** begin Supplied records **

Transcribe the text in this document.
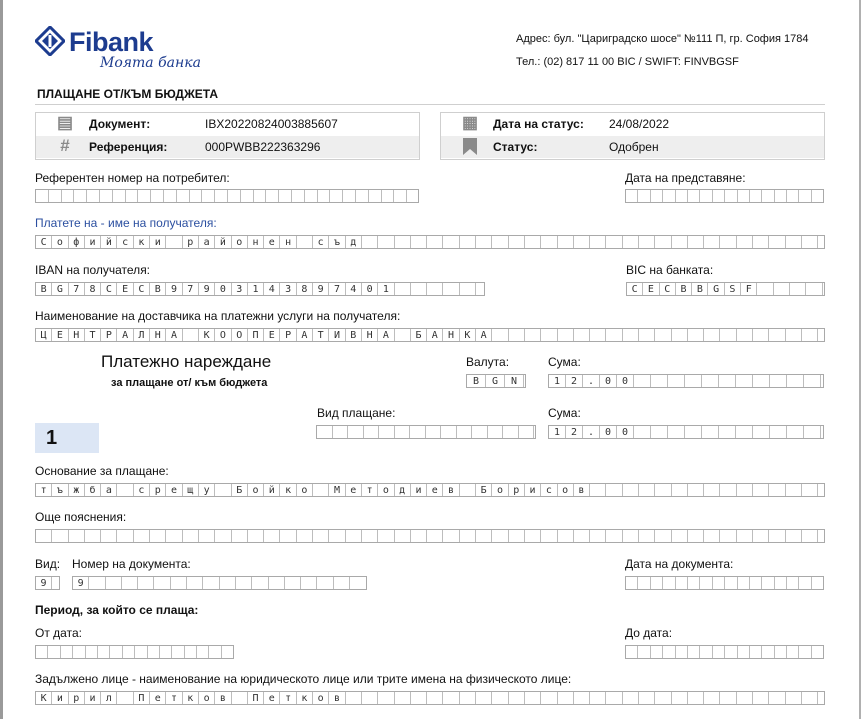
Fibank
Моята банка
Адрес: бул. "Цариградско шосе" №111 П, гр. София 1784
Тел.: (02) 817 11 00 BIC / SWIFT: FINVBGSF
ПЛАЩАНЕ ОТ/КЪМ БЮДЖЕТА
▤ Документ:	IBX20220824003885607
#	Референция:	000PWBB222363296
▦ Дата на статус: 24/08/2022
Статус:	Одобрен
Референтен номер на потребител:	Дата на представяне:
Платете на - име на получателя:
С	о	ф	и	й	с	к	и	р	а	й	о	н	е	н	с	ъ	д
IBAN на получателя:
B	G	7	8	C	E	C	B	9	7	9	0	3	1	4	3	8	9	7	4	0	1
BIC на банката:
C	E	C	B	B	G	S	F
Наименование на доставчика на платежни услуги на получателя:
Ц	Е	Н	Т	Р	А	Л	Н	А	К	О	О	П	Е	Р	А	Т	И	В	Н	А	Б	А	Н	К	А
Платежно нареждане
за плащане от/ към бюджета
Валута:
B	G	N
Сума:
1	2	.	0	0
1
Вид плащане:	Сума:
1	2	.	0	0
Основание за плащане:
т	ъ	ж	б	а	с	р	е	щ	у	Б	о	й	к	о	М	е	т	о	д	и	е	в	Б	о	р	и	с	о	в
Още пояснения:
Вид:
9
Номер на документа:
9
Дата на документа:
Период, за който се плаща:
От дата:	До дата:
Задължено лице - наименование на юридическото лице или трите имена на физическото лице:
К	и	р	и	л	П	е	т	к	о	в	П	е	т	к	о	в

** end Supplied records **
** begin Supplied records **

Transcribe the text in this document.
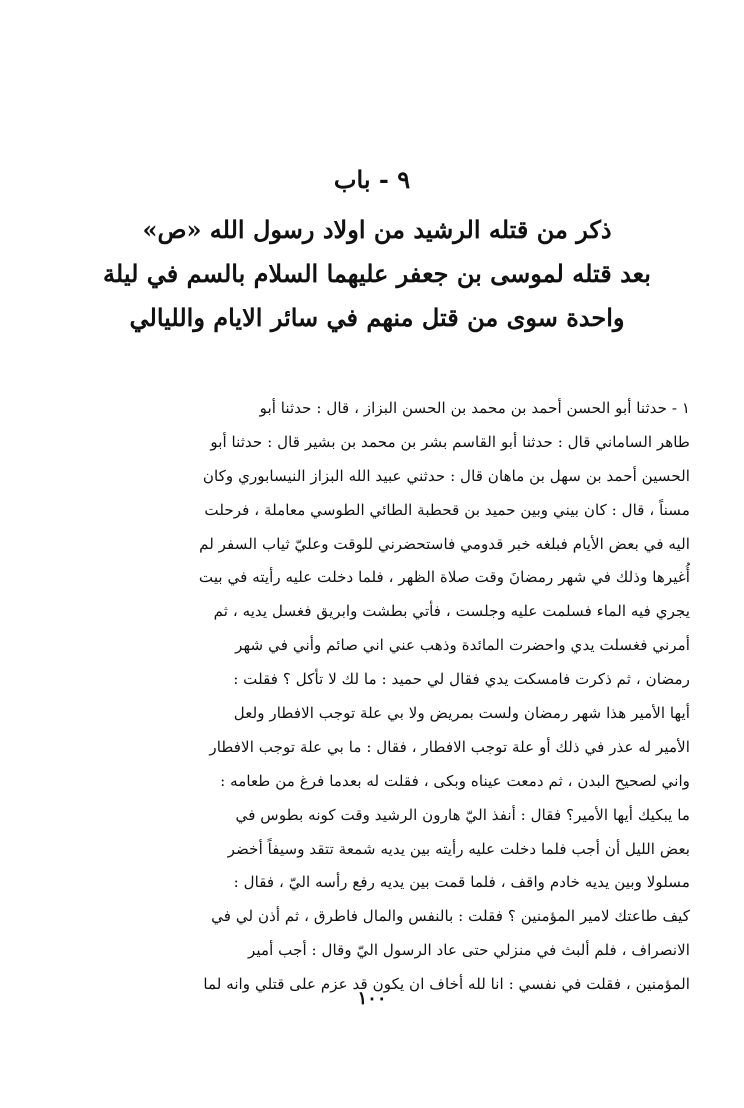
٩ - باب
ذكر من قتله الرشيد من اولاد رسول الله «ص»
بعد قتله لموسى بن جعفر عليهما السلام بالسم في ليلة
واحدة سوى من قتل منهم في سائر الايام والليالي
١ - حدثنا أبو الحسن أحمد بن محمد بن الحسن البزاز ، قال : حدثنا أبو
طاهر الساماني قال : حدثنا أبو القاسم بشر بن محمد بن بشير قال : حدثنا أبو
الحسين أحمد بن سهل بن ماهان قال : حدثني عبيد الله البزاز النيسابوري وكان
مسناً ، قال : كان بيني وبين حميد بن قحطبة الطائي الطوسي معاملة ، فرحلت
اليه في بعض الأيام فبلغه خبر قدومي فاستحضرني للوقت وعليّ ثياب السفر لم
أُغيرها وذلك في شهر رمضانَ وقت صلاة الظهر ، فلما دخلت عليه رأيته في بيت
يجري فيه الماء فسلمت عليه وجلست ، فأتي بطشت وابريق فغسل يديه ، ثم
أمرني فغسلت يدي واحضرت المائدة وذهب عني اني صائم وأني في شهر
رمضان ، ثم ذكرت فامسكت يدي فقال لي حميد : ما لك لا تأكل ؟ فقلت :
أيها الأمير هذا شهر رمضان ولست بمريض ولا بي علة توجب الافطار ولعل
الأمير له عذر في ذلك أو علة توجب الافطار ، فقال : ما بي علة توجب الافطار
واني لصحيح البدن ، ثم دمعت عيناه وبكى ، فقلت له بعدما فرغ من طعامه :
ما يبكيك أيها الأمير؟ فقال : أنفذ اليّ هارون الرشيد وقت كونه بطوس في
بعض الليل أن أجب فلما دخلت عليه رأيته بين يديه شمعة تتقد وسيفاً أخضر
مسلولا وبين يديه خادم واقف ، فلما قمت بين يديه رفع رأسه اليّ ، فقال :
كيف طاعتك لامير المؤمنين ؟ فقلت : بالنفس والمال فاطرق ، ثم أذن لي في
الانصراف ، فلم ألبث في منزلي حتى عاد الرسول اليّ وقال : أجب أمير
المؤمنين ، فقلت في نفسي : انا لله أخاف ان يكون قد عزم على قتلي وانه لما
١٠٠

** end Supplied records **

Problem statement: Show, from the material above, each line that includes the string "دخلت".

Solution to this exercise:
أُغيرها وذلك في شهر رمضانَ وقت صلاة الظهر ، فلما دخلت عليه رأيته في بيت
بعض الليل أن أجب فلما دخلت عليه رأيته بين يديه شمعة تتقد وسيفاً أخضر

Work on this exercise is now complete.